Sí, me respondió, por allá estuve, pero ni pescaba sililes ni estaba alelado. Tú sabes que un tiempo viví en ese rumbo, a unos pasos de las rieles del tren de Peto. Cuando la familia vino a radicar a Mérida, un tío bondadoso le dio a mis padres prestada una casa en ese sitio.

Me agarró un ataque de nostalgia, me confesó. Fui a recordar mis años de niño. Allá por fines de los 50 y principios de los 60 pasaban muchas cosas en mi calle. Una de ellas era que teníamos cerca el Centenario y en las noches era impresionante oír desde la casa el rugido del único león (bastante desnutrido) que entonces había en ese sitio o ir a mirar la famosa vaca de cinco patas. 

También nos impresionaban a los del grupo de chavales los soldados que hacían guardia desde las almenas del penal y que cada determinado tiempo tenían que gritar: “¡Centinela, alerta!” para que se supiera en el centro de mando que no se habían dormido, o el que estaba de guardia en la entrada de la Peni y que debía caminar con paso marcial de un lado a otro una y otra vez durante horas y con el rifle al hombro.

_ _ _ _ _ _ _

- Tarea A
Según el texto sobre la infancia en Mérida, ¿quién les prestó una casa a los padres cuando la familia vino a radicar a Mérida?
- Tarea B
En el texto sobre la infancia en Mérida, sustituye "chavales" por "muchachos" al copiar el fragmento que comienza en las palabras "Me agarró un" y termina después de "rifle al hombro.".

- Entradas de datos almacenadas
_ _ _ _ _ _ _

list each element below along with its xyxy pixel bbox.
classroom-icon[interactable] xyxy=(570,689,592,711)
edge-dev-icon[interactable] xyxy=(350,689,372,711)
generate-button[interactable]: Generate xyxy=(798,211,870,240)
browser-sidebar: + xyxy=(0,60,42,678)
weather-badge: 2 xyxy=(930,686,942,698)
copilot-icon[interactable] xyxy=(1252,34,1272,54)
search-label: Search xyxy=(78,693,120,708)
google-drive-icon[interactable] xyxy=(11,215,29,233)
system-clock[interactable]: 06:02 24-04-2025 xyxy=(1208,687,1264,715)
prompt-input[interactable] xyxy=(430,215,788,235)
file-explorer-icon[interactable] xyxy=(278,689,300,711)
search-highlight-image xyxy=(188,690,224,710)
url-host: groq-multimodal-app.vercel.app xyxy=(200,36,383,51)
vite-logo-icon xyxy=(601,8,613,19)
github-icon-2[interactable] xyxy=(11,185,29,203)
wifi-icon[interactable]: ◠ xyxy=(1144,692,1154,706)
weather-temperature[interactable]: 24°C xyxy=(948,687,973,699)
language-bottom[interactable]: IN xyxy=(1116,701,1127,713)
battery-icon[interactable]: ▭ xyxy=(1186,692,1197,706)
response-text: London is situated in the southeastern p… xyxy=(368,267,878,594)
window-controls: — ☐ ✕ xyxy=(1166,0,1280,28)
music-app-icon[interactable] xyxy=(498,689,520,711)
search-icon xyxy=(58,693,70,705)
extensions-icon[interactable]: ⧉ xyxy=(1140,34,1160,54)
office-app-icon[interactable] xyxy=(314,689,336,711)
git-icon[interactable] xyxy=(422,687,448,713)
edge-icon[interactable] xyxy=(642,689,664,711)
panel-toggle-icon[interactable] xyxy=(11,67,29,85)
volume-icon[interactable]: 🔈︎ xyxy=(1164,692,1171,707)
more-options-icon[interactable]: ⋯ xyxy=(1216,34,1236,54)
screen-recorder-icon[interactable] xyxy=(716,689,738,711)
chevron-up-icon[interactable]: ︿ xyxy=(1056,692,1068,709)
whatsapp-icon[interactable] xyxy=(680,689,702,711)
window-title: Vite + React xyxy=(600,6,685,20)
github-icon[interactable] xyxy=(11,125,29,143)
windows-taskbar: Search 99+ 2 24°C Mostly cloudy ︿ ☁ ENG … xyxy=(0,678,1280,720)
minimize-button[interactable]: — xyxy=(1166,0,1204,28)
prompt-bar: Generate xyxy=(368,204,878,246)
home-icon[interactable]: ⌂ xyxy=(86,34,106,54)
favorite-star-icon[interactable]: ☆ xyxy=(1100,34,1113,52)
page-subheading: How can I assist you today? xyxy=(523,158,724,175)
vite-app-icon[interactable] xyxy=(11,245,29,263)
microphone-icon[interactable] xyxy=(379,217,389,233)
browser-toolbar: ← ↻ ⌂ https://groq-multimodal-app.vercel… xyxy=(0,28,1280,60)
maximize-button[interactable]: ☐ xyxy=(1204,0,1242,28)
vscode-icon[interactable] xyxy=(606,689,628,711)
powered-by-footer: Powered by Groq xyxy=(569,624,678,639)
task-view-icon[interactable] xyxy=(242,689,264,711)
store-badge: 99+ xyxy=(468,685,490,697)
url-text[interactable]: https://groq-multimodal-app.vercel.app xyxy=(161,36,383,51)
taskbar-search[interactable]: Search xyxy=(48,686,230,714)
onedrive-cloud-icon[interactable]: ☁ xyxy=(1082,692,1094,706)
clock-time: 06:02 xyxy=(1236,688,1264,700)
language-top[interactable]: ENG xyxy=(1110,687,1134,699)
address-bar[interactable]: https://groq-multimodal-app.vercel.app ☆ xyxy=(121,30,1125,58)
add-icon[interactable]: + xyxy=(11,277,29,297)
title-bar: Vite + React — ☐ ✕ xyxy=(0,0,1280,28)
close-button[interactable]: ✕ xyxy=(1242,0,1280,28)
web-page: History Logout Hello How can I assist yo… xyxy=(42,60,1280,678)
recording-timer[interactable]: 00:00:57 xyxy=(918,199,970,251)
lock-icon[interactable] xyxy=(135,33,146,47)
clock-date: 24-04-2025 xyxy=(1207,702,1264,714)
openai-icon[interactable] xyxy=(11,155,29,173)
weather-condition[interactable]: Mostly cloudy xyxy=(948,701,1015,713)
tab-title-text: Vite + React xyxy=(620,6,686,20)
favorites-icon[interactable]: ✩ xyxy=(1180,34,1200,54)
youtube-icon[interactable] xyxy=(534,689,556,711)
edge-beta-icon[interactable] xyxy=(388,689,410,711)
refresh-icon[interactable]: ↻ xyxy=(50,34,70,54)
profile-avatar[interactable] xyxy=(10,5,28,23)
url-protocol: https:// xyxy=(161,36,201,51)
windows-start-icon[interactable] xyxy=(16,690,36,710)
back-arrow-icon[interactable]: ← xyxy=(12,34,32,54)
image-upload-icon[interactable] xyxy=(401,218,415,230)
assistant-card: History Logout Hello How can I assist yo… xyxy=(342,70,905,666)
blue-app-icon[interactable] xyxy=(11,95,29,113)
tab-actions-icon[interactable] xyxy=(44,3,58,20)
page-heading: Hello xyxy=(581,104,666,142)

_ _ _ _ _ _ _

- Tu respuesta A
Un tío bondadoso.

- Tu respuesta B
Me agarró un ataque de nostalgia, me confesó. Fui a recordar mis años de niño. Allá por fines de los 50 y principios de los 60 pasaban muchas cosas en mi calle. Una de ellas era que teníamos cerca el Centenario y en las noches era impresionante oír desde la casa el rugido del único león (bastante desnutrido) que entonces había en ese sitio o ir a mirar la famosa vaca de cinco patas. 

También nos impresionaban a los del grupo de muchachos los soldados que hacían guardia desde las almenas del penal y que cada determinado tiempo tenían que gritar: “¡Centinela, alerta!” para que se supiera en el centro de mando que no se habían dormido, o el que estaba de guardia en la entrada de la Peni y que debía caminar con paso marcial de un lado a otro una y otra vez durante horas y con el rifle al hombro.